THE RECORDS
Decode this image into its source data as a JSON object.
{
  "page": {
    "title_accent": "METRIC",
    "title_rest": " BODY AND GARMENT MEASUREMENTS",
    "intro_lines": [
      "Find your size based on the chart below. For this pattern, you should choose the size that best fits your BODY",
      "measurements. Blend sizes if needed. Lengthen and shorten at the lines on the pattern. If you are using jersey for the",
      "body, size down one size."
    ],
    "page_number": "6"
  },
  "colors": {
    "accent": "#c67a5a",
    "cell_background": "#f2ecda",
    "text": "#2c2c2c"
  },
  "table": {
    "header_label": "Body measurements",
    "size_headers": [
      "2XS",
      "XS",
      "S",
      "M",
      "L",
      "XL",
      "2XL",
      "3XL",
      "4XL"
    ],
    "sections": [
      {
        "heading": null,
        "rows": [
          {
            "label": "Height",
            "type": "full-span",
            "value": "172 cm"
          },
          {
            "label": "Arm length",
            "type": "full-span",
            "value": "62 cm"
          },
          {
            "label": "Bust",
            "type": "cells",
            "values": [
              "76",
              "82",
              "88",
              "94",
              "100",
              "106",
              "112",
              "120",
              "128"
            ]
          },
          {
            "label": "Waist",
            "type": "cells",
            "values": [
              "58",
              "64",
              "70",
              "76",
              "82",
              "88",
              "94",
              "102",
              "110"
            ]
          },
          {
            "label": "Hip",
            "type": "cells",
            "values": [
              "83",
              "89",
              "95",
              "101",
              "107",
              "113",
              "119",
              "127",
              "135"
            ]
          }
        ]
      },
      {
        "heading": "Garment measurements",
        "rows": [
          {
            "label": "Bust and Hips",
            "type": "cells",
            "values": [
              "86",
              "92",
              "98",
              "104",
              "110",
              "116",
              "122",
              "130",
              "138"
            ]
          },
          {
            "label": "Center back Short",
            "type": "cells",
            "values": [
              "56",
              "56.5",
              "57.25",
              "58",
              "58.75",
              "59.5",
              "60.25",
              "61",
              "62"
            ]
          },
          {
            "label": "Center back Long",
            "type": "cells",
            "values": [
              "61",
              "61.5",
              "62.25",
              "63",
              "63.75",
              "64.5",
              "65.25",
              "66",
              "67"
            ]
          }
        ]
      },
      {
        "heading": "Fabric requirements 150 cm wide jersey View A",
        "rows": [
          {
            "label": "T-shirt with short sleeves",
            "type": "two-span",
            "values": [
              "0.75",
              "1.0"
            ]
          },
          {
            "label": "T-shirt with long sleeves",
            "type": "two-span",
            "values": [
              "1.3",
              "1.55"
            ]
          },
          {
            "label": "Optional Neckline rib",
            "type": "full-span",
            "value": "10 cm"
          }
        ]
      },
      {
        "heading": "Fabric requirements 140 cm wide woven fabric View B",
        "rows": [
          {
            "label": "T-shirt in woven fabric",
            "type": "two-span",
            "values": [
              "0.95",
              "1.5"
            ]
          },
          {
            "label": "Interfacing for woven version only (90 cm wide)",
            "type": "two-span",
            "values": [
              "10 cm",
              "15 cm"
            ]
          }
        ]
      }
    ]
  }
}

EXERCISE REQUIREMENTS
Quote the data in full, keeping each word unchanged.

SOLUTION FOR THIS PROBLEM
Decode this image into its source data as a JSON object.
{
  "page": {
    "title_accent": "METRIC",
    "title_rest": " BODY AND GARMENT MEASUREMENTS",
    "intro_lines": [
      "Find your size based on the chart below. For this pattern, you should choose the size that best fits your BODY",
      "measurements. Blend sizes if needed. Lengthen and shorten at the lines on the pattern. If you are using jersey for the",
      "body, size down one size."
    ],
    "page_number": "6"
  },
  "colors": {
    "accent": "#c67a5a",
    "cell_background": "#f2ecda",
    "text": "#2c2c2c"
  },
  "table": {
    "header_label": "Body measurements",
    "size_headers": [
      "2XS",
      "XS",
      "S",
      "M",
      "L",
      "XL",
      "2XL",
      "3XL",
      "4XL"
    ],
    "sections": [
      {
        "heading": null,
        "rows": [
          {
            "label": "Height",
            "type": "full-span",
            "value": "172 cm"
          },
          {
            "label": "Arm length",
            "type": "full-span",
            "value": "62 cm"
          },
          {
            "label": "Bust",
            "type": "cells",
            "values": [
              "76",
              "82",
              "88",
              "94",
              "100",
              "106",
              "112",
              "120",
              "128"
            ]
          },
          {
            "label": "Waist",
            "type": "cells",
            "values": [
              "58",
              "64",
              "70",
              "76",
              "82",
              "88",
              "94",
              "102",
              "110"
            ]
          },
          {
            "label": "Hip",
            "type": "cells",
            "values": [
              "83",
              "89",
              "95",
              "101",
              "107",
              "113",
              "119",
              "127",
              "135"
            ]
          }
        ]
      },
      {
        "heading": "Garment measurements",
        "rows": [
          {
            "label": "Bust and Hips",
            "type": "cells",
            "values": [
              "86",
              "92",
              "98",
              "104",
              "110",
              "116",
              "122",
              "130",
              "138"
            ]
          },
          {
            "label": "Center back Short",
            "type": "cells",
            "values": [
              "56",
              "56.5",
              "57.25",
              "58",
              "58.75",
              "59.5",
              "60.25",
              "61",
              "62"
            ]
          },
          {
            "label": "Center back Long",
            "type": "cells",
            "values": [
              "61",
              "61.5",
              "62.25",
              "63",
              "63.75",
              "64.5",
              "65.25",
              "66",
              "67"
            ]
          }
        ]
      },
      {
        "heading": "Fabric requirements 150 cm wide jersey View A",
        "rows": [
          {
            "label": "T-shirt with short sleeves",
            "type": "two-span",
            "values": [
              "0.75",
              "1.0"
            ]
          },
          {
            "label": "T-shirt with long sleeves",
            "type": "two-span",
            "values": [
              "1.3",
              "1.55"
            ]
          },
          {
            "label": "Optional Neckline rib",
            "type": "full-span",
            "value": "10 cm"
          }
        ]
      },
      {
        "heading": "Fabric requirements 140 cm wide woven fabric View B",
        "rows": [
          {
            "label": "T-shirt in woven fabric",
            "type": "two-span",
            "values": [
              "0.95",
              "1.5"
            ]
          },
          {
            "label": "Interfacing for woven version only (90 cm wide)",
            "type": "two-span",
            "values": [
              "10 cm",
              "15 cm"
            ]
          }
        ]
      }
    ]
  }
}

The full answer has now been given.